• Exercise requirements
Return exactly the lines of the entries that start at the line containing "Type out the text in this image." and continue to the last line. Omit the pictures.

┌──

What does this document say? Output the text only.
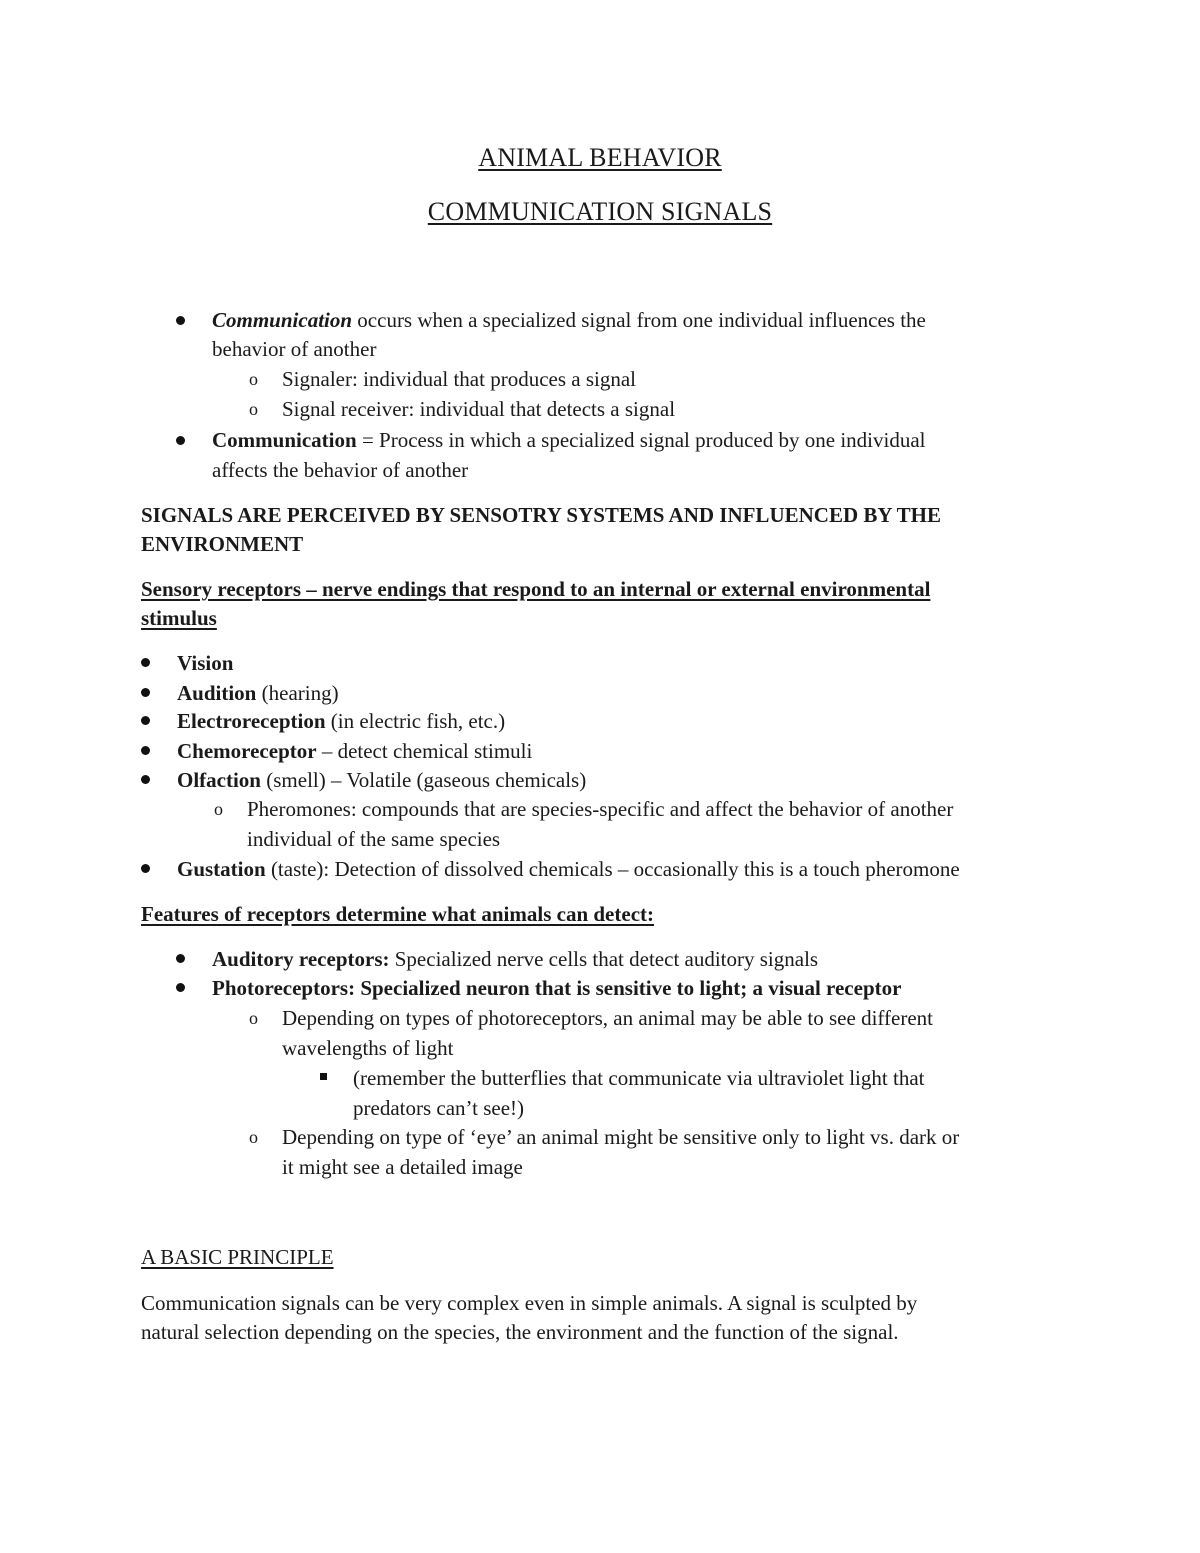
ANIMAL BEHAVIOR
COMMUNICATION SIGNALS
Communication occurs when a specialized signal from one individual influences the
behavior of another
o Signaler: individual that produces a signal
o Signal receiver: individual that detects a signal
Communication = Process in which a specialized signal produced by one individual
affects the behavior of another
SIGNALS ARE PERCEIVED BY SENSOTRY SYSTEMS AND INFLUENCED BY THE
ENVIRONMENT
Sensory receptors – nerve endings that respond to an internal or external environmental
stimulus
Vision
Audition (hearing)
Electroreception (in electric fish, etc.)
Chemoreceptor – detect chemical stimuli
Olfaction (smell) – Volatile (gaseous chemicals)
o Pheromones: compounds that are species-specific and affect the behavior of another
individual of the same species
Gustation (taste): Detection of dissolved chemicals – occasionally this is a touch pheromone
Features of receptors determine what animals can detect:
Auditory receptors: Specialized nerve cells that detect auditory signals
Photoreceptors: Specialized neuron that is sensitive to light; a visual receptor
o Depending on types of photoreceptors, an animal may be able to see different
wavelengths of light
(remember the butterflies that communicate via ultraviolet light that
predators can’t see!)
o Depending on type of ‘eye’ an animal might be sensitive only to light vs. dark or
it might see a detailed image
A BASIC PRINCIPLE
Communication signals can be very complex even in simple animals. A signal is sculpted by
natural selection depending on the species, the environment and the function of the signal.
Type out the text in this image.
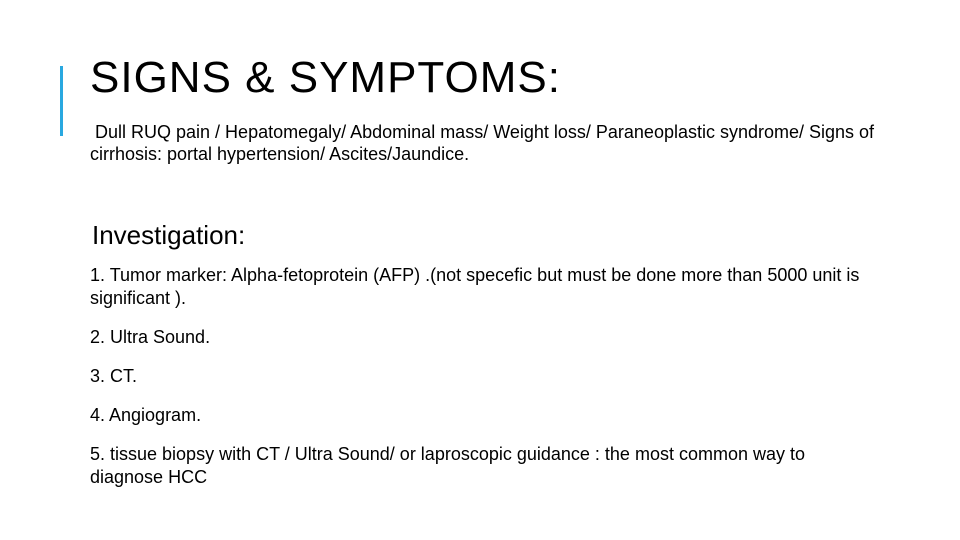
SIGNS & SYMPTOMS:

Dull RUQ pain / Hepatomegaly/ Abdominal mass/ Weight loss/ Paraneoplastic syndrome/ Signs of cirrhosis: portal hypertension/ Ascites/Jaundice.

Investigation:
1. Tumor marker: Alpha-fetoprotein (AFP) .(not specefic but must be done more than 5000 unit is significant ).
2. Ultra Sound.
3. CT.
4. Angiogram.
5. tissue biopsy with CT / Ultra Sound/ or laproscopic guidance : the most common way to diagnose HCC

└──

• Written response
Type out the text in this image.
SIGNS & SYMPTOMS:

Dull RUQ pain / Hepatomegaly/ Abdominal mass/ Weight loss/ Paraneoplastic syndrome/ Signs of cirrhosis: portal hypertension/ Ascites/Jaundice.

Investigation:
1. Tumor marker: Alpha-fetoprotein (AFP) .(not specefic but must be done more than 5000 unit is significant ).
2. Ultra Sound.
3. CT.
4. Angiogram.
5. tissue biopsy with CT / Ultra Sound/ or laproscopic guidance : the most common way to diagnose HCC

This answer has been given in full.